Start Exercise data
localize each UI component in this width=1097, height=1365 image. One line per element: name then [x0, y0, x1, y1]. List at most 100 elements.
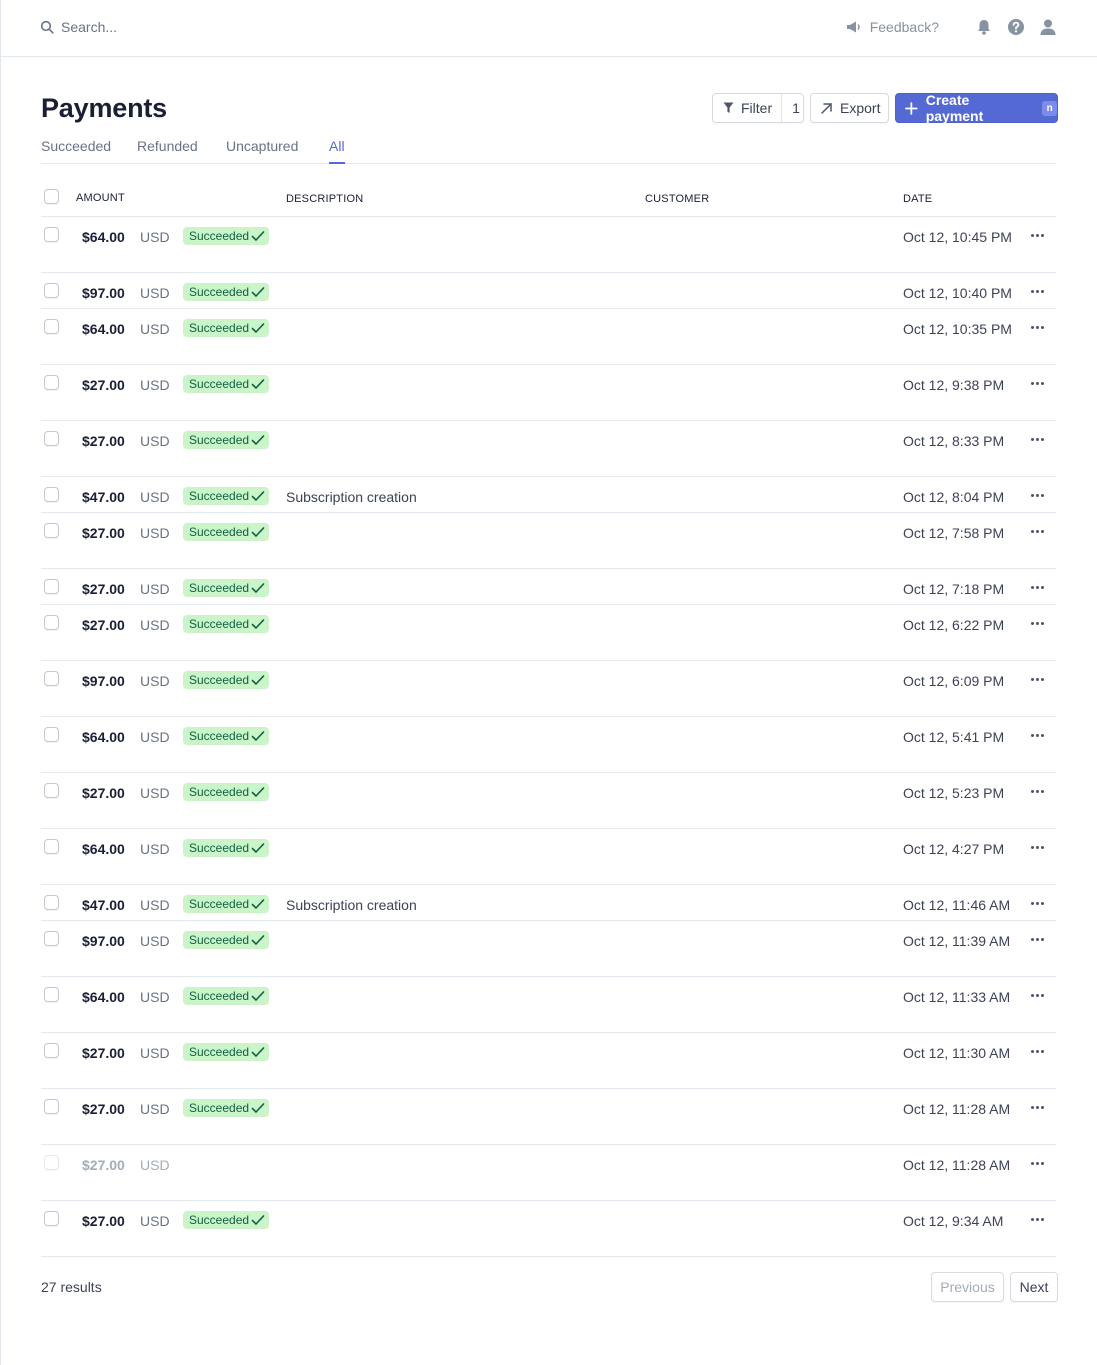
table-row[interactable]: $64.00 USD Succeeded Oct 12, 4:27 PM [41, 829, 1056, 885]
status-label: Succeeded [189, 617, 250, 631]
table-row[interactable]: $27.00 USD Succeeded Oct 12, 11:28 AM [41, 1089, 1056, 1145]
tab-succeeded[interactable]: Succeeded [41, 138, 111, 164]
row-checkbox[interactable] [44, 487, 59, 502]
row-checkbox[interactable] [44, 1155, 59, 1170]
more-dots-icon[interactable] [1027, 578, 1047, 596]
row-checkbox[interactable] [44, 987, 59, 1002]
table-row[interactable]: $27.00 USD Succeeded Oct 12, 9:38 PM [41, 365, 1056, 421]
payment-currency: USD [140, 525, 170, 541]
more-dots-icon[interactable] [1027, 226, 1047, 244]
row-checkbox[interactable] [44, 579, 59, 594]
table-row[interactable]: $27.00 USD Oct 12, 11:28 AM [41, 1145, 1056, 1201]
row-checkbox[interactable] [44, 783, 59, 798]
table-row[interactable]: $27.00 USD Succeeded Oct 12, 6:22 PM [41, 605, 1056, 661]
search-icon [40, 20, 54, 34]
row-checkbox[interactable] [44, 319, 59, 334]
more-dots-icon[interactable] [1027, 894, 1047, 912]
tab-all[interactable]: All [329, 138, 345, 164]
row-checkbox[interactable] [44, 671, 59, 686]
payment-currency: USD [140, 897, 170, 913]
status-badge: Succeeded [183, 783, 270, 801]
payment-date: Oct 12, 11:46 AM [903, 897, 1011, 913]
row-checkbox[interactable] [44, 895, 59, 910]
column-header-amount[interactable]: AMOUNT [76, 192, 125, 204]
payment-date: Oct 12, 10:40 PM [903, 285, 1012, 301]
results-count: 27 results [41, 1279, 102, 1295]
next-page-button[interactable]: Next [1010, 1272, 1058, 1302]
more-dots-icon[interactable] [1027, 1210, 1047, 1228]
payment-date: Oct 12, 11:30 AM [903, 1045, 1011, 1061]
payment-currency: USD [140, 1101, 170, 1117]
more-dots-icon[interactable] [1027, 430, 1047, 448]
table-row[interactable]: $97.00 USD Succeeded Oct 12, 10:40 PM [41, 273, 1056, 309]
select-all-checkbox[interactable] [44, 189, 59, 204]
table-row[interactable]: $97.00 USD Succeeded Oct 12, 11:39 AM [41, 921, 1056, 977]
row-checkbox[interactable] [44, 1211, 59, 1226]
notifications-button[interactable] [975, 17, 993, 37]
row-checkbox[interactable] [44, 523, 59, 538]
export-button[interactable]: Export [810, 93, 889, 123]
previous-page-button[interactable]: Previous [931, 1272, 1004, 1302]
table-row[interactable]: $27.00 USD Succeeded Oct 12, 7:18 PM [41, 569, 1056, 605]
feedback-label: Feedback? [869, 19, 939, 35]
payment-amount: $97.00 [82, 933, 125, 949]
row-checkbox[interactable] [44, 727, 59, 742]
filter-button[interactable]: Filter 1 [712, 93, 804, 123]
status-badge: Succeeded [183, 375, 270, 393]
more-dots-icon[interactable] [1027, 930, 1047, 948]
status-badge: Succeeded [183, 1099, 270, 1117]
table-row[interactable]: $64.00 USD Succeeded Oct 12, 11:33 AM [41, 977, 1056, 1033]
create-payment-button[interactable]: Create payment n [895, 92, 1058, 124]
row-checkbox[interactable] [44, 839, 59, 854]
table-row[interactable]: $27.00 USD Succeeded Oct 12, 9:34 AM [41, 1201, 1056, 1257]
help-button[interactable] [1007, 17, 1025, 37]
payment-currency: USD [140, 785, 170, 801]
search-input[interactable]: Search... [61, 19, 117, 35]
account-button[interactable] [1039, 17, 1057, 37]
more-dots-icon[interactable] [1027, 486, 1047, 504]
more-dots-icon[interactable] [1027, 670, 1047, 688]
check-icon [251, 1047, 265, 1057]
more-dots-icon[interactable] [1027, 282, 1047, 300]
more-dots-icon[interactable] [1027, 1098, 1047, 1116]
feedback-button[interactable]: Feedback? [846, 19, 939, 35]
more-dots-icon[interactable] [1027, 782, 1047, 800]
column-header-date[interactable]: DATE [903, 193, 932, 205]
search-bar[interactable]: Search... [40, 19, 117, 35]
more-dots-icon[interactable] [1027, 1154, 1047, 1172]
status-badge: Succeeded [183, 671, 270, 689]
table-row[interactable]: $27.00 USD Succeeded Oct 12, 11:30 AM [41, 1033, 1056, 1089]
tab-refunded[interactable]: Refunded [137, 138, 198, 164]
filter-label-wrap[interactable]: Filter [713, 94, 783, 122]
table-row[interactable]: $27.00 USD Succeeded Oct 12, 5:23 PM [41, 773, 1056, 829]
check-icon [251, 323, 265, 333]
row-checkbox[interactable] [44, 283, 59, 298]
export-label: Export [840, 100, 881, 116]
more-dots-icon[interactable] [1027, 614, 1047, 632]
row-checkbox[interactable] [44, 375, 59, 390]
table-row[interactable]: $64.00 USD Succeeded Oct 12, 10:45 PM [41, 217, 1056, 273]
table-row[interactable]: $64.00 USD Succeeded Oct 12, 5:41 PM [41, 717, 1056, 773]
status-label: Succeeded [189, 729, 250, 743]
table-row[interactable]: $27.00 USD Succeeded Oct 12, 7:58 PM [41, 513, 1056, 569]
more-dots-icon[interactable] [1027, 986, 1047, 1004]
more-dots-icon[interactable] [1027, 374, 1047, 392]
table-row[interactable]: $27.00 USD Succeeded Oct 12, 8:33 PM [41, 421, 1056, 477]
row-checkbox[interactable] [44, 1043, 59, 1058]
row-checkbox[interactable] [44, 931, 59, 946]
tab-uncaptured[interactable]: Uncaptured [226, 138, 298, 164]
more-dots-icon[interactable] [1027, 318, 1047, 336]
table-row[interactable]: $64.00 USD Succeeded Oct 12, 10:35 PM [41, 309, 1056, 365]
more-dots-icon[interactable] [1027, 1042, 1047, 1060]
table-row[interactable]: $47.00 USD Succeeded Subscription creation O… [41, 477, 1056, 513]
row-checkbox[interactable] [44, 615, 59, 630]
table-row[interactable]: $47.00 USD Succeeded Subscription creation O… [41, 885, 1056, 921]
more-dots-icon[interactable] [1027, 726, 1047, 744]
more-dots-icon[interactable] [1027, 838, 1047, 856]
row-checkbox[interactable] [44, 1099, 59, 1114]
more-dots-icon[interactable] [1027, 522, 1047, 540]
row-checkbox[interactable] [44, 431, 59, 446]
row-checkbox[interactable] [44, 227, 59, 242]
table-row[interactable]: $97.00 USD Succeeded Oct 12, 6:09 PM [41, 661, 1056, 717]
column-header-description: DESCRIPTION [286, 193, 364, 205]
End Exercise data
Start Exercise data
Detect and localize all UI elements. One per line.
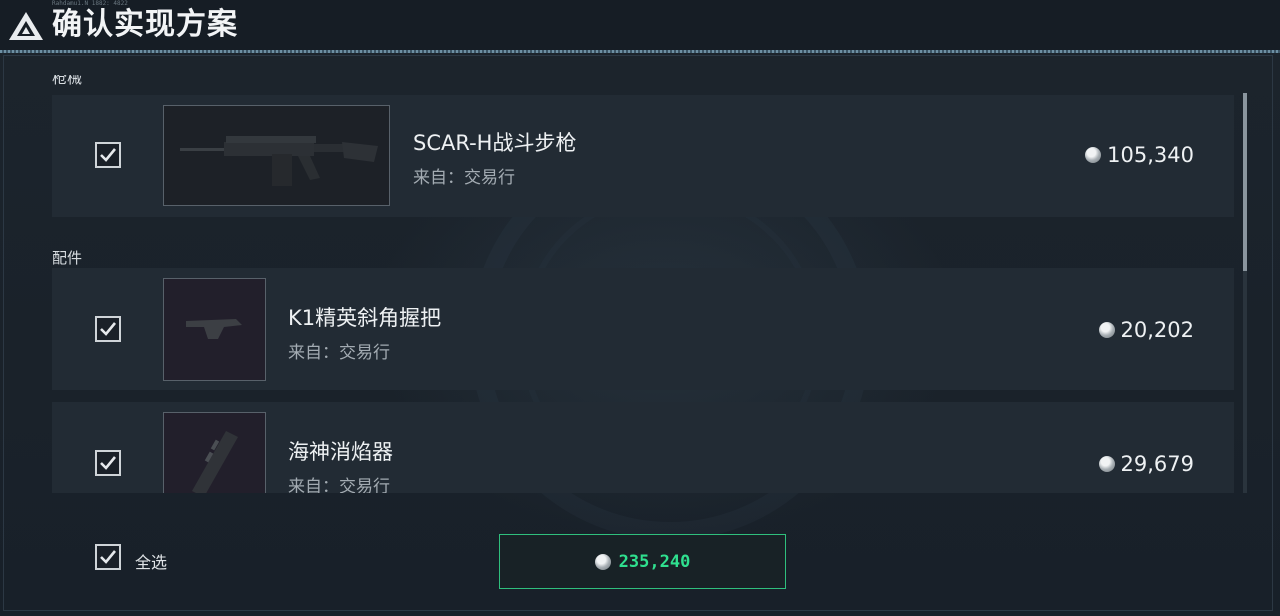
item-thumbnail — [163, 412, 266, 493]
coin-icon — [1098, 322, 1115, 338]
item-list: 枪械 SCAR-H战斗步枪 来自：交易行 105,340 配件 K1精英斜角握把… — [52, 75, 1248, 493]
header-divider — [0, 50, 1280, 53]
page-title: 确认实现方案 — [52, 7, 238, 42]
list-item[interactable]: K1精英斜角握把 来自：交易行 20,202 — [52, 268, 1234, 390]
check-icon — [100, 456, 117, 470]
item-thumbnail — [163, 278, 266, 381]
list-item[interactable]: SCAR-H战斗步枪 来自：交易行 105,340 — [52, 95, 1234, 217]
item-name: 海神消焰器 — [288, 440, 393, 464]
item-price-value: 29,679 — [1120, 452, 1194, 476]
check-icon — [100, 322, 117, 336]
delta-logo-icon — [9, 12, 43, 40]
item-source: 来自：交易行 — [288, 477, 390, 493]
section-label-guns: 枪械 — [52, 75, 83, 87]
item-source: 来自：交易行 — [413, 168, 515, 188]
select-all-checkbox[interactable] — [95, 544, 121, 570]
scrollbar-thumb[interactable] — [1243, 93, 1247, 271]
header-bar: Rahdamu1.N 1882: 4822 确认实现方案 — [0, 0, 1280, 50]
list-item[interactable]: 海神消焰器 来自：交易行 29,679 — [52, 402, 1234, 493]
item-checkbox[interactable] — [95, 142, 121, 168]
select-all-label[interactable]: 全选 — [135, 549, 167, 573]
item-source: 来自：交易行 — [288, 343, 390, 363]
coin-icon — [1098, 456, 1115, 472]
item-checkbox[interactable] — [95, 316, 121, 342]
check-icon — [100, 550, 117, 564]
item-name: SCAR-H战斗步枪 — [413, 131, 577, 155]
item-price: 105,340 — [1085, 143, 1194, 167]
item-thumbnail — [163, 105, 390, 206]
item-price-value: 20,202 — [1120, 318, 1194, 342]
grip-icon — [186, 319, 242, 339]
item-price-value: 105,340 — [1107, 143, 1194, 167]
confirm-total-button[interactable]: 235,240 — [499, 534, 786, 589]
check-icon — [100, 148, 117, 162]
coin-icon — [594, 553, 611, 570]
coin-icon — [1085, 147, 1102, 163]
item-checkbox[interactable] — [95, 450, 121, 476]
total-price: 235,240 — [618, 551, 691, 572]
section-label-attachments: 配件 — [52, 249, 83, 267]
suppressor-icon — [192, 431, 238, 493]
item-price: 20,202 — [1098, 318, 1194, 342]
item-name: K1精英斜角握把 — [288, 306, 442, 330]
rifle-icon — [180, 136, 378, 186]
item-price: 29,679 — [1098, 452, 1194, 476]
End Exercise data
In the records, edit the lines from the line with "item-thumbnail — [163, 412, 266, 493]" to the line with "item-name: 海神消焰器 — [288, 440, 393, 464]" so that "check-icon" becomes "tick-icon", and give those lines again with nothing else altered.

item-thumbnail — [163, 412, 266, 493]
coin-icon — [1098, 322, 1115, 338]
item-list: 枪械 SCAR-H战斗步枪 来自：交易行 105,340 配件 K1精英斜角握把… — [52, 75, 1248, 493]
header-divider — [0, 50, 1280, 53]
page-title: 确认实现方案 — [52, 7, 238, 42]
list-item[interactable]: K1精英斜角握把 来自：交易行 20,202 — [52, 268, 1234, 390]
tick-icon — [100, 456, 117, 470]
item-thumbnail — [163, 278, 266, 381]
list-item[interactable]: SCAR-H战斗步枪 来自：交易行 105,340 — [52, 95, 1234, 217]
item-name: 海神消焰器 — [288, 440, 393, 464]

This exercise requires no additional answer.